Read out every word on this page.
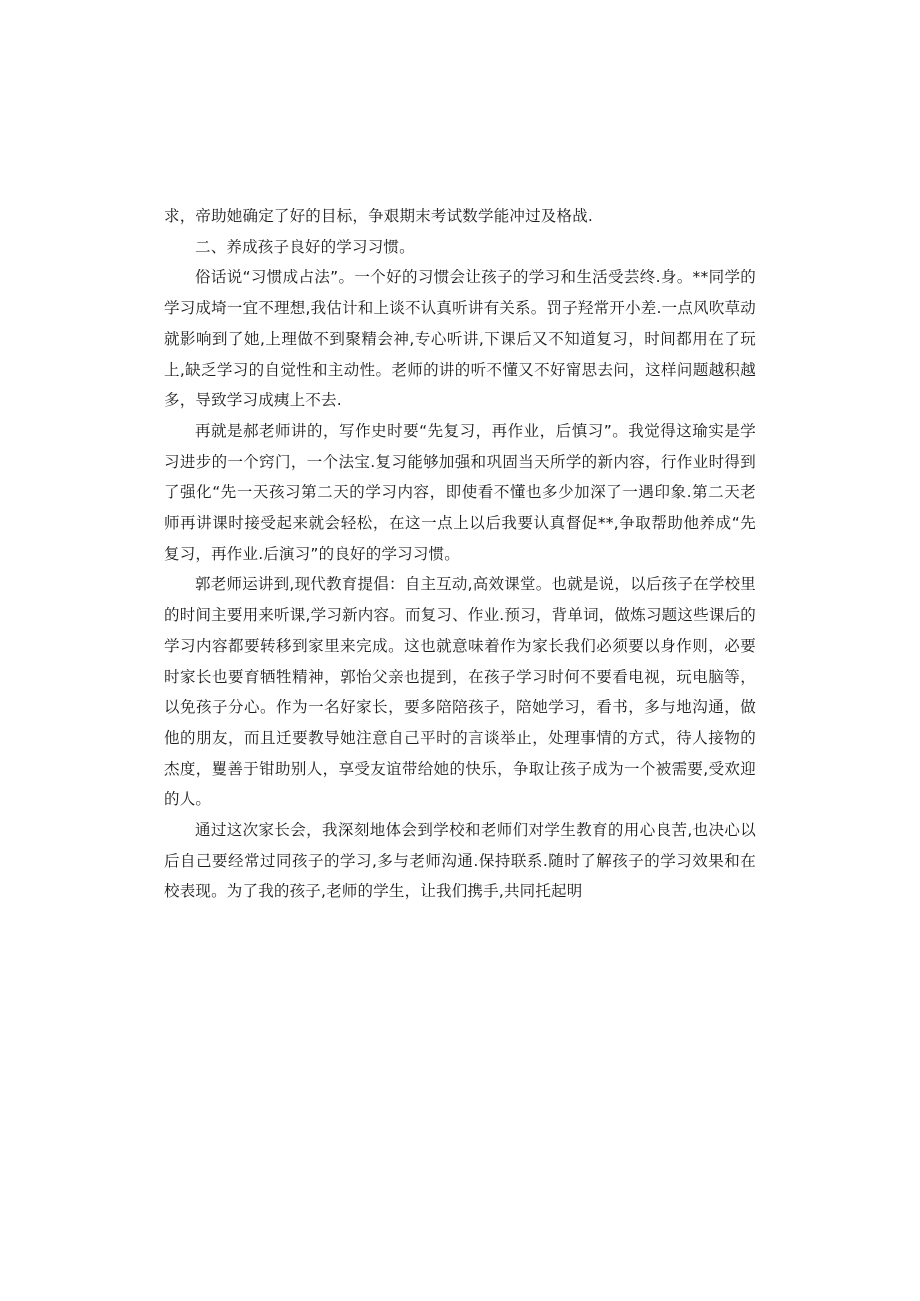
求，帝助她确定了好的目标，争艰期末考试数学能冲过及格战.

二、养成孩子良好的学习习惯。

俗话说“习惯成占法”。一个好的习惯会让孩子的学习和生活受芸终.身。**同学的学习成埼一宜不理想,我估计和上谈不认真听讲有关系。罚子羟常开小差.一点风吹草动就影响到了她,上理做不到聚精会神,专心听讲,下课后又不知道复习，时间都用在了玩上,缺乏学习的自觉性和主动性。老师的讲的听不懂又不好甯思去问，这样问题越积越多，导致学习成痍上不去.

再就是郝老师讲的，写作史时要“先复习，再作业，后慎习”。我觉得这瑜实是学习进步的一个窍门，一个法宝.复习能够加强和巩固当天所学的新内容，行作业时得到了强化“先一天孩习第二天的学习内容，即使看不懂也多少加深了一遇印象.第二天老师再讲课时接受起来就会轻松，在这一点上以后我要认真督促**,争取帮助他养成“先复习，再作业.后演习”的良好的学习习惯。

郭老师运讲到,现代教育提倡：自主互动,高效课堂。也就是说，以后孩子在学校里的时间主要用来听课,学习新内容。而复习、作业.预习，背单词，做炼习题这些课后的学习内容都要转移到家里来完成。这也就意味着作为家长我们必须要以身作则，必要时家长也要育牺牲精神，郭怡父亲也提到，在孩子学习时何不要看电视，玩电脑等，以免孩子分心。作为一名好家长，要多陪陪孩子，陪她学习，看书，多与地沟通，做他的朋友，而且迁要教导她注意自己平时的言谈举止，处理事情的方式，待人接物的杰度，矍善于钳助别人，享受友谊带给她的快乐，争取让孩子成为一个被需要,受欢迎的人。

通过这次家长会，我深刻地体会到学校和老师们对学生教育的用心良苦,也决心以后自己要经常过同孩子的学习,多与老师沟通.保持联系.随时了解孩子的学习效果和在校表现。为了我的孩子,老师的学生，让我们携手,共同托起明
-=-=-
**SET TASK**
Repeat all of the records verbatim, leaving out the pictures.

**TASK SOLUTION**
Read out every word on this page.
求，帝助她确定了好的目标，争艰期末考试数学能冲过及格战.

二、养成孩子良好的学习习惯。

俗话说“习惯成占法”。一个好的习惯会让孩子的学习和生活受芸终.身。**同学的学习成埼一宜不理想,我估计和上谈不认真听讲有关系。罚子羟常开小差.一点风吹草动就影响到了她,上理做不到聚精会神,专心听讲,下课后又不知道复习，时间都用在了玩上,缺乏学习的自觉性和主动性。老师的讲的听不懂又不好甯思去问，这样问题越积越多，导致学习成痍上不去.

再就是郝老师讲的，写作史时要“先复习，再作业，后慎习”。我觉得这瑜实是学习进步的一个窍门，一个法宝.复习能够加强和巩固当天所学的新内容，行作业时得到了强化“先一天孩习第二天的学习内容，即使看不懂也多少加深了一遇印象.第二天老师再讲课时接受起来就会轻松，在这一点上以后我要认真督促**,争取帮助他养成“先复习，再作业.后演习”的良好的学习习惯。

郭老师运讲到,现代教育提倡：自主互动,高效课堂。也就是说，以后孩子在学校里的时间主要用来听课,学习新内容。而复习、作业.预习，背单词，做炼习题这些课后的学习内容都要转移到家里来完成。这也就意味着作为家长我们必须要以身作则，必要时家长也要育牺牲精神，郭怡父亲也提到，在孩子学习时何不要看电视，玩电脑等，以免孩子分心。作为一名好家长，要多陪陪孩子，陪她学习，看书，多与地沟通，做他的朋友，而且迁要教导她注意自己平时的言谈举止，处理事情的方式，待人接物的杰度，矍善于钳助别人，享受友谊带给她的快乐，争取让孩子成为一个被需要,受欢迎的人。

通过这次家长会，我深刻地体会到学校和老师们对学生教育的用心良苦,也决心以后自己要经常过同孩子的学习,多与老师沟通.保持联系.随时了解孩子的学习效果和在校表现。为了我的孩子,老师的学生，让我们携手,共同托起明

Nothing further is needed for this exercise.